# Task brief
Each record below should be repeated precisely as written.

[Recorded data]
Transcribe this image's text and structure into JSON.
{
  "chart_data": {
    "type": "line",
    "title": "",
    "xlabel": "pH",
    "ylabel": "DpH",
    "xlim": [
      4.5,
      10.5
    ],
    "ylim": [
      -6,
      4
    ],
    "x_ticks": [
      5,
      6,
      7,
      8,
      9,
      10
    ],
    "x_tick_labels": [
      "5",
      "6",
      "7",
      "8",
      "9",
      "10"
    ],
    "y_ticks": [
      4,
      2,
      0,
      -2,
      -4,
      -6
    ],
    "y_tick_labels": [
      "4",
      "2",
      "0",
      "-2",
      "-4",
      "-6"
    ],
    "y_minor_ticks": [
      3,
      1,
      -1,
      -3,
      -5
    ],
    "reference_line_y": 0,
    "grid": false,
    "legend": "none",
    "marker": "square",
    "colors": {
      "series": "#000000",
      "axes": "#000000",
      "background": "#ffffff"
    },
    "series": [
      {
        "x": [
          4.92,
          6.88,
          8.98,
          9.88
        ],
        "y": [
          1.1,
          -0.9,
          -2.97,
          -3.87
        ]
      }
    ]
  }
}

# Response to the task
Transcribe this image's text and structure into JSON.
{
  "chart_data": {
    "type": "line",
    "title": "",
    "xlabel": "pH",
    "ylabel": "DpH",
    "xlim": [
      4.5,
      10.5
    ],
    "ylim": [
      -6,
      4
    ],
    "x_ticks": [
      5,
      6,
      7,
      8,
      9,
      10
    ],
    "x_tick_labels": [
      "5",
      "6",
      "7",
      "8",
      "9",
      "10"
    ],
    "y_ticks": [
      4,
      2,
      0,
      -2,
      -4,
      -6
    ],
    "y_tick_labels": [
      "4",
      "2",
      "0",
      "-2",
      "-4",
      "-6"
    ],
    "y_minor_ticks": [
      3,
      1,
      -1,
      -3,
      -5
    ],
    "reference_line_y": 0,
    "grid": false,
    "legend": "none",
    "marker": "square",
    "colors": {
      "series": "#000000",
      "axes": "#000000",
      "background": "#ffffff"
    },
    "series": [
      {
        "x": [
          4.92,
          6.88,
          8.98,
          9.88
        ],
        "y": [
          1.1,
          -0.9,
          -2.97,
          -3.87
        ]
      }
    ]
  }
}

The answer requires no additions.